[Required task]: Copy each line containing the word "title" from the records that follow, please.

[Supplied material]:
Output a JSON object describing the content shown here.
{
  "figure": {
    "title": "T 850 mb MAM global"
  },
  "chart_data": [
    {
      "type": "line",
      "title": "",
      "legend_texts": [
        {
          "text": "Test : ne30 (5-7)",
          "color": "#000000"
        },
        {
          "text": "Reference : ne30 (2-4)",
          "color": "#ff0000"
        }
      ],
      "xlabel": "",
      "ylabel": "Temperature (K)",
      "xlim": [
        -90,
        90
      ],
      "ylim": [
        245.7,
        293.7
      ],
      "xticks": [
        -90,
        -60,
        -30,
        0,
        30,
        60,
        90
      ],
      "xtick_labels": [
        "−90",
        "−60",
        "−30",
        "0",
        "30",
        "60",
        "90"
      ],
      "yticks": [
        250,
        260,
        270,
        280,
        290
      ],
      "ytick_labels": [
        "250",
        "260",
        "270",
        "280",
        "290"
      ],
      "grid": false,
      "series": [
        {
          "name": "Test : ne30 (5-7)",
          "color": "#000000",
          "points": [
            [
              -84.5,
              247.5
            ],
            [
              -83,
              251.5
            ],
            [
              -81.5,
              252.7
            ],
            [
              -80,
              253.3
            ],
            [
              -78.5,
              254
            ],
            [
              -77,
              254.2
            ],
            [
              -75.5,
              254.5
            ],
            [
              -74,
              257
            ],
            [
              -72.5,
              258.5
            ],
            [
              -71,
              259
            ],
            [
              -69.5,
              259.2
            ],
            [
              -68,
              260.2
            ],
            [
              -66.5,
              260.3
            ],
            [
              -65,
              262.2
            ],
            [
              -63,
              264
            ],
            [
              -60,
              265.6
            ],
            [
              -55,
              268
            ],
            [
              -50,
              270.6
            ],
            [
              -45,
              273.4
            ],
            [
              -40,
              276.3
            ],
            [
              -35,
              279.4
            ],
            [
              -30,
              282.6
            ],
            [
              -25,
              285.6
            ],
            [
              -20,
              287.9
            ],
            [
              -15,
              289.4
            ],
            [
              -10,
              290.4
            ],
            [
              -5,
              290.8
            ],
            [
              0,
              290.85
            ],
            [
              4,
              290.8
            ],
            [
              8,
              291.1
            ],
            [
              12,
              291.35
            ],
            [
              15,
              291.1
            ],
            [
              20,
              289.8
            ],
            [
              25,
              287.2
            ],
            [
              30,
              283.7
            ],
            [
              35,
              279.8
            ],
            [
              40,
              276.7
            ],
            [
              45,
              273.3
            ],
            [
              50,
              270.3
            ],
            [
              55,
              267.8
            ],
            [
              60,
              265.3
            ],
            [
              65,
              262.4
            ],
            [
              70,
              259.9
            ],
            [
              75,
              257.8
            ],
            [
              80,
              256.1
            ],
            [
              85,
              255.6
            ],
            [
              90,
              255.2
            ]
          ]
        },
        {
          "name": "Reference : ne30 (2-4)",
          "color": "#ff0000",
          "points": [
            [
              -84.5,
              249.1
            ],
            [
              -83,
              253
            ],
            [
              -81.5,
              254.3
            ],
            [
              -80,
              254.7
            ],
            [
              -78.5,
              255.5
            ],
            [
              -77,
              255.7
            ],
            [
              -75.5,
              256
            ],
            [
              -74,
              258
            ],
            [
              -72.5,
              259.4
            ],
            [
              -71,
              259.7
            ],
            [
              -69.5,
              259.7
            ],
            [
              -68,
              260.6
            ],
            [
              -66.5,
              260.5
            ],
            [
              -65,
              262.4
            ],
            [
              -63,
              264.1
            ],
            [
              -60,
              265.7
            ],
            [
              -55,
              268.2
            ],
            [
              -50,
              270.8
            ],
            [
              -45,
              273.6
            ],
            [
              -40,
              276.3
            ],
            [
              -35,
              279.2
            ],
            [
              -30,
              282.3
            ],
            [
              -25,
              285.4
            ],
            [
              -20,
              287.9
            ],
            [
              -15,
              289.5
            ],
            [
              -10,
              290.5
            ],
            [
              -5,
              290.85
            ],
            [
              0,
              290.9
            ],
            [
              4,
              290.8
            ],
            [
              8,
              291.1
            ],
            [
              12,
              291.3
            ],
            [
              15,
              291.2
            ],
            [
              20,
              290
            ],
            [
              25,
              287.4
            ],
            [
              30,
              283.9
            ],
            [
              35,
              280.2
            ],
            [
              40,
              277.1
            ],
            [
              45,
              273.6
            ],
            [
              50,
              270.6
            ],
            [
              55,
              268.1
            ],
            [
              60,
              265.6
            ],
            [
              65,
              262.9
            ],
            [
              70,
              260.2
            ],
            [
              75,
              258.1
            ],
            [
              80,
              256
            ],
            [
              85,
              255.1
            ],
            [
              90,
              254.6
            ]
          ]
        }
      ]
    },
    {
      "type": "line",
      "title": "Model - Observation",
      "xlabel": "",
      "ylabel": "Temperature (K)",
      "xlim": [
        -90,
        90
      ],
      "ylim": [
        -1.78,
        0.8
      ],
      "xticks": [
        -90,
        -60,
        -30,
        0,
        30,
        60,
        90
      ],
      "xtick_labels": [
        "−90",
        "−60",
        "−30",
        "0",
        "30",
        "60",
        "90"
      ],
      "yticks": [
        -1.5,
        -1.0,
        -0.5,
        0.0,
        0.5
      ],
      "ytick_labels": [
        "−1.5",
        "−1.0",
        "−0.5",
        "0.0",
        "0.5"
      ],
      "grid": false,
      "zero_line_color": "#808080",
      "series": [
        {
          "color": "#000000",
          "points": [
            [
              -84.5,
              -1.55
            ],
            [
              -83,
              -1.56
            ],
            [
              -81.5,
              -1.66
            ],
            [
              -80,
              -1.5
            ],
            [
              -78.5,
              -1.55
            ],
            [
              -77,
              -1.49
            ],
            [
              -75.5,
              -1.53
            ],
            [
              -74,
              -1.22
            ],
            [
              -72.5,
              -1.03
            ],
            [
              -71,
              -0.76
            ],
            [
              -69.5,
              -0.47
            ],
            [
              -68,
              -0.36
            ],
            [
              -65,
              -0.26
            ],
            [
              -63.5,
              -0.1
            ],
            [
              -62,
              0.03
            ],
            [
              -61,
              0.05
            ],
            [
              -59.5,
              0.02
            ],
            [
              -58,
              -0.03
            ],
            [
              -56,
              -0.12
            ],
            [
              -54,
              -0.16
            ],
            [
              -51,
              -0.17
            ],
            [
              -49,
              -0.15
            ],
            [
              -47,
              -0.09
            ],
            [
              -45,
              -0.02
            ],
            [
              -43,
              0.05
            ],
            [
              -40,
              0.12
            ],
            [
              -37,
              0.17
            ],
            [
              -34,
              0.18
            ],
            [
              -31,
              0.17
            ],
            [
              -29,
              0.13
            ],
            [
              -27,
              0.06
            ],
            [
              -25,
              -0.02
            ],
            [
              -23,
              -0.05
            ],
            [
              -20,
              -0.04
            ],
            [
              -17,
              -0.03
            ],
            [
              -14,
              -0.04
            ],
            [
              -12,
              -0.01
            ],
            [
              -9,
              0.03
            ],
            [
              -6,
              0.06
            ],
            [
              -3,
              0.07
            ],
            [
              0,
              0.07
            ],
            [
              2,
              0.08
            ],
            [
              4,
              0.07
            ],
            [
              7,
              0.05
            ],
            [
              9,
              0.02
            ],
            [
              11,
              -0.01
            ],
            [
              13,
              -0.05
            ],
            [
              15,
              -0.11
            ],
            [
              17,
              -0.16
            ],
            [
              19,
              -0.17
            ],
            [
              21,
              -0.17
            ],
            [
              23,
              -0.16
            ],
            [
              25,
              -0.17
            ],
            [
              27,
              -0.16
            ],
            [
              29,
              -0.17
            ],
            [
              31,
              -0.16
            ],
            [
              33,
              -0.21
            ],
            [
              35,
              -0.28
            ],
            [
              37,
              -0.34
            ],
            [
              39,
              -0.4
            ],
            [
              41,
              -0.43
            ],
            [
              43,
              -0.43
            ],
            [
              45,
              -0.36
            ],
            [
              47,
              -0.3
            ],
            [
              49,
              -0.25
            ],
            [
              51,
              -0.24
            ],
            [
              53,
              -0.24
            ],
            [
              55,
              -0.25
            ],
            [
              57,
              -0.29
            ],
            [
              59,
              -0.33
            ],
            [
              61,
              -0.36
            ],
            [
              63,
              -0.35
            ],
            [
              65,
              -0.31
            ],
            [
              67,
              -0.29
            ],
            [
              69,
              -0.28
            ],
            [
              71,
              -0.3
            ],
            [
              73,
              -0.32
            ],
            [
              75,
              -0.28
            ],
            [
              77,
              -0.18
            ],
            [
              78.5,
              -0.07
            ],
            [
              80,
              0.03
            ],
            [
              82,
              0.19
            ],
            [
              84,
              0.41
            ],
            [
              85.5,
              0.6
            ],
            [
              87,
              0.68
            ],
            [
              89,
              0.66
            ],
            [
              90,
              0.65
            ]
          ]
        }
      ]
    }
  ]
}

[Written reply]:
    "title": "T 850 mb MAM global"
      "title": "",
      "title": "Model - Observation",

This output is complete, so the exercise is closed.